═════ INPUT DATA

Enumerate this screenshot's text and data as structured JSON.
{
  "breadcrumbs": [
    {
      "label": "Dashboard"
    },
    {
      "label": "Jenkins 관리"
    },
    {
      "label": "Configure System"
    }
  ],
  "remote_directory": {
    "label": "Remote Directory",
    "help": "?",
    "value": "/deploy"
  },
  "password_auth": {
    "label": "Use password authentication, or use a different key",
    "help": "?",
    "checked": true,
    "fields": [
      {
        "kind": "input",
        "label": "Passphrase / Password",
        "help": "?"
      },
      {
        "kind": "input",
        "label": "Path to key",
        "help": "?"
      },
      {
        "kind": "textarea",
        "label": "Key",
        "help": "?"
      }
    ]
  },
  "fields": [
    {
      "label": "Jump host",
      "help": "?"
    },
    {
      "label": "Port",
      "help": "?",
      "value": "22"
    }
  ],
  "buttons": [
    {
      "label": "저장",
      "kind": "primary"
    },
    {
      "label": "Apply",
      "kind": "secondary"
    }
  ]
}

══════════
═════ INPUT DATA

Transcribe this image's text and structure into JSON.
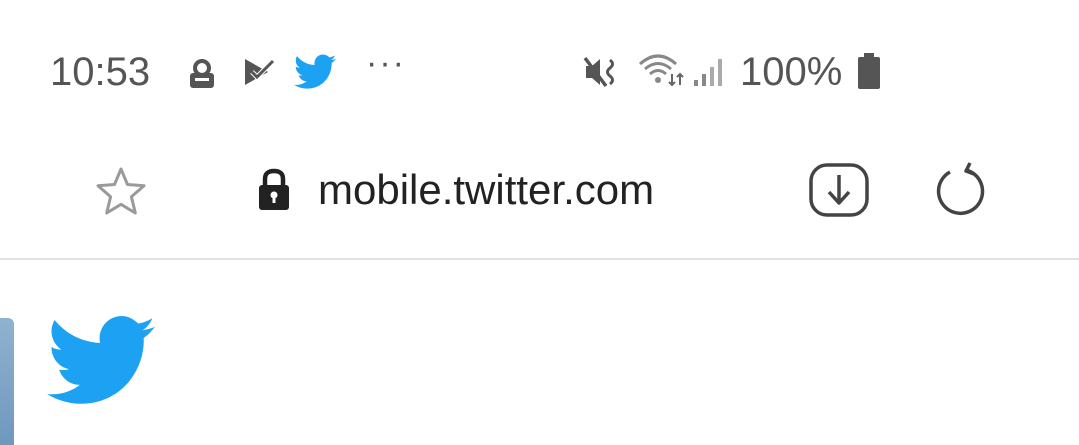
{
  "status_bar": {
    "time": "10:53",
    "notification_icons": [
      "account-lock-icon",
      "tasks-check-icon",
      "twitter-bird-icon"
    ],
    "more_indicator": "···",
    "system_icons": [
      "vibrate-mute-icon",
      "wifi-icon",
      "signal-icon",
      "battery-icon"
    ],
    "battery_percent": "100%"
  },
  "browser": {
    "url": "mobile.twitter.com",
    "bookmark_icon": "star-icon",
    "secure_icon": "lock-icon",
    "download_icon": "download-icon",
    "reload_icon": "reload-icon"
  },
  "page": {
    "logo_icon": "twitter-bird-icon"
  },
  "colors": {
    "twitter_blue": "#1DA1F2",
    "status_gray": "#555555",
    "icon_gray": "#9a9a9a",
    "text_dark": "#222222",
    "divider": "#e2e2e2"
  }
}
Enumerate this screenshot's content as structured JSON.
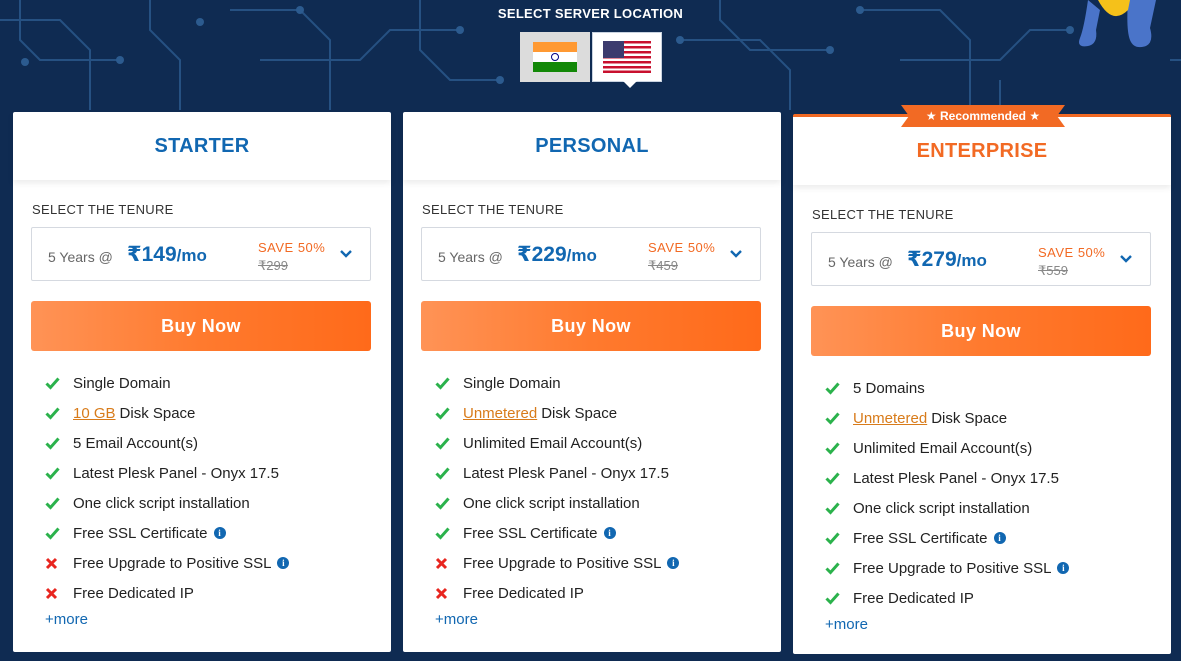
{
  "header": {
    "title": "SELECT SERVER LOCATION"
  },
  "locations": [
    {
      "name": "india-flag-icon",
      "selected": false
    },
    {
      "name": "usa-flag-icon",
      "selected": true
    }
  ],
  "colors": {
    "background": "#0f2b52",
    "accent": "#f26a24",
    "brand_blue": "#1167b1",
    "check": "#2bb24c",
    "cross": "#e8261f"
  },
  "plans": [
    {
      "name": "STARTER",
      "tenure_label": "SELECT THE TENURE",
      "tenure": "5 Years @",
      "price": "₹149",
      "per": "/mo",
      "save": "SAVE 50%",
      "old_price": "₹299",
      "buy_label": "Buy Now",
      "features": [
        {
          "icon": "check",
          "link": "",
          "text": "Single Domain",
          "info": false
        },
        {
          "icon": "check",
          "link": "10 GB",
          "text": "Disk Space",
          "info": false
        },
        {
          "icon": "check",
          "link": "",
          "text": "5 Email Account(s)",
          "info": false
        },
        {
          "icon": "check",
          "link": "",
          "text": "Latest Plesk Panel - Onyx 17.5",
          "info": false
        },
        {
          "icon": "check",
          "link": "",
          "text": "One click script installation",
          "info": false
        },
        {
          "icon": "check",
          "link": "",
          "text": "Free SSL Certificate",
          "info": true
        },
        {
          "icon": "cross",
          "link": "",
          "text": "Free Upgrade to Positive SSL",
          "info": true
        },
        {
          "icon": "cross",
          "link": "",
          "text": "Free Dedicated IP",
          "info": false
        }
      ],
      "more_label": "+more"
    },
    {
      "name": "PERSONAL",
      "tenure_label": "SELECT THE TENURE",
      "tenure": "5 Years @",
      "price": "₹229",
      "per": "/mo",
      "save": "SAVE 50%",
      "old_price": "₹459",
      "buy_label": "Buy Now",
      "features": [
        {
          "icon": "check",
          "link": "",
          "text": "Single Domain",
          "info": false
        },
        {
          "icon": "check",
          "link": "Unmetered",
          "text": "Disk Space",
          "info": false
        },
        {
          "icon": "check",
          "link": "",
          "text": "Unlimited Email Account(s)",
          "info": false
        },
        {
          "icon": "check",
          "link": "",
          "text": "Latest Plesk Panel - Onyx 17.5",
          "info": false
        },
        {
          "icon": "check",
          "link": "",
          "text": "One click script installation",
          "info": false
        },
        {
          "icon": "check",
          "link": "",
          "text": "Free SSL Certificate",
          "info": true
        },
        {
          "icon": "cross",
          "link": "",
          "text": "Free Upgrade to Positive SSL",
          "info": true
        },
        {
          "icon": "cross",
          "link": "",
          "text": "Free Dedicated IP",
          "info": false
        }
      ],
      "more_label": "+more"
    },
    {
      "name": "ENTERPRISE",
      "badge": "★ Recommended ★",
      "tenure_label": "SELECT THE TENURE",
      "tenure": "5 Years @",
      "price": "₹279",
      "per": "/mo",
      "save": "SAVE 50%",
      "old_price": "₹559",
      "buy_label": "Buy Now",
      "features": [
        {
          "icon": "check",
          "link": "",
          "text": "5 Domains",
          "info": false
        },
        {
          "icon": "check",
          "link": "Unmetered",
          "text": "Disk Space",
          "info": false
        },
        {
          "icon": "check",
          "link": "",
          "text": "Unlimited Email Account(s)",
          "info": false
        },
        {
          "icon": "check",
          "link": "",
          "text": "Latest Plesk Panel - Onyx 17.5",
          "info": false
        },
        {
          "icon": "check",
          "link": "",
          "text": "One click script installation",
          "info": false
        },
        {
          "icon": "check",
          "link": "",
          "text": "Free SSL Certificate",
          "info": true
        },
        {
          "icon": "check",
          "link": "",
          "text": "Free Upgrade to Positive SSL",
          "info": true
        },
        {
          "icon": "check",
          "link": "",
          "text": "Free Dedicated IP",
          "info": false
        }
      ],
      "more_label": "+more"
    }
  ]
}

══════════
═════ INPUT DATA

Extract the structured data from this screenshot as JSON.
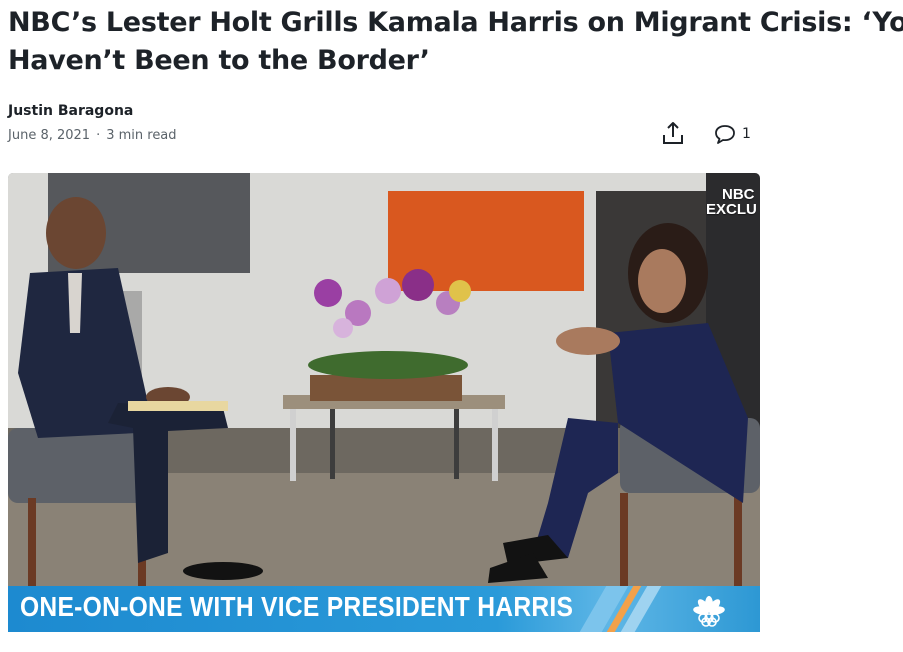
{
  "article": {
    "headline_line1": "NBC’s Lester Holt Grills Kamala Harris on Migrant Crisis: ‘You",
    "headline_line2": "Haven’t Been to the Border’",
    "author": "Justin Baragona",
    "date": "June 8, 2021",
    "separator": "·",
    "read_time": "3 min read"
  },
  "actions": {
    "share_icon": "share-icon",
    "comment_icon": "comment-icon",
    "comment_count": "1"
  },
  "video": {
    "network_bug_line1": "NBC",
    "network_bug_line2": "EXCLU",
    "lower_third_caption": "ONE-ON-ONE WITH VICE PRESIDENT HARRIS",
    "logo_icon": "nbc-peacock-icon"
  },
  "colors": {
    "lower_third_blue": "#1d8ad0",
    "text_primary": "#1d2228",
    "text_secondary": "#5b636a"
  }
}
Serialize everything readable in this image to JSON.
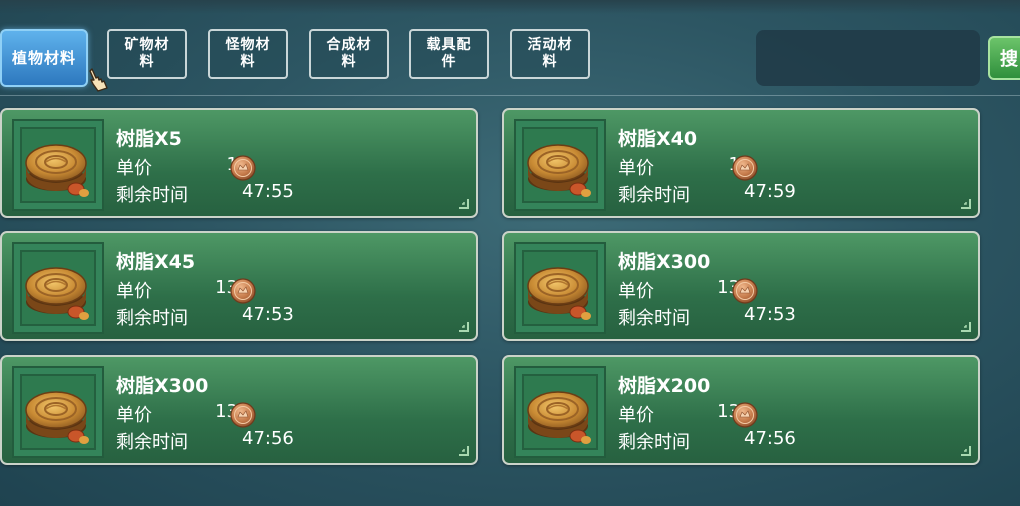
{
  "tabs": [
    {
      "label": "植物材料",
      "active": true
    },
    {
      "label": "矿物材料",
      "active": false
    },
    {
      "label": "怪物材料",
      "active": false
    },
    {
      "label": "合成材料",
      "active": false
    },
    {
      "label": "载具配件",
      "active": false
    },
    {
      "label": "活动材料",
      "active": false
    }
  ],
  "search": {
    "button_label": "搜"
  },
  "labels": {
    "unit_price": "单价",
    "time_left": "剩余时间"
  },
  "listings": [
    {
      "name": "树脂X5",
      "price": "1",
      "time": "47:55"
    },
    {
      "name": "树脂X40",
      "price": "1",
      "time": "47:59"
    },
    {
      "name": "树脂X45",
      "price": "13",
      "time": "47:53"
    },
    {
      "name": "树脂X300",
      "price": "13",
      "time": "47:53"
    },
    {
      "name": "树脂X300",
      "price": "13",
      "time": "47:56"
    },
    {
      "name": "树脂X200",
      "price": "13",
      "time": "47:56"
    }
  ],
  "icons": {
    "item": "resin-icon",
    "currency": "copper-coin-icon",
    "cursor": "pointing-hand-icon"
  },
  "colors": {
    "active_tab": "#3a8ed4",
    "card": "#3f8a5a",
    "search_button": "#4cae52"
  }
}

══════════

● **WHAT YOU SHOULD DO**:
Copy every line of the listing containing the string "lock".

● **FULL SOLUTION**:
      "account-lock-icon",
    "secure_icon": "lock-icon",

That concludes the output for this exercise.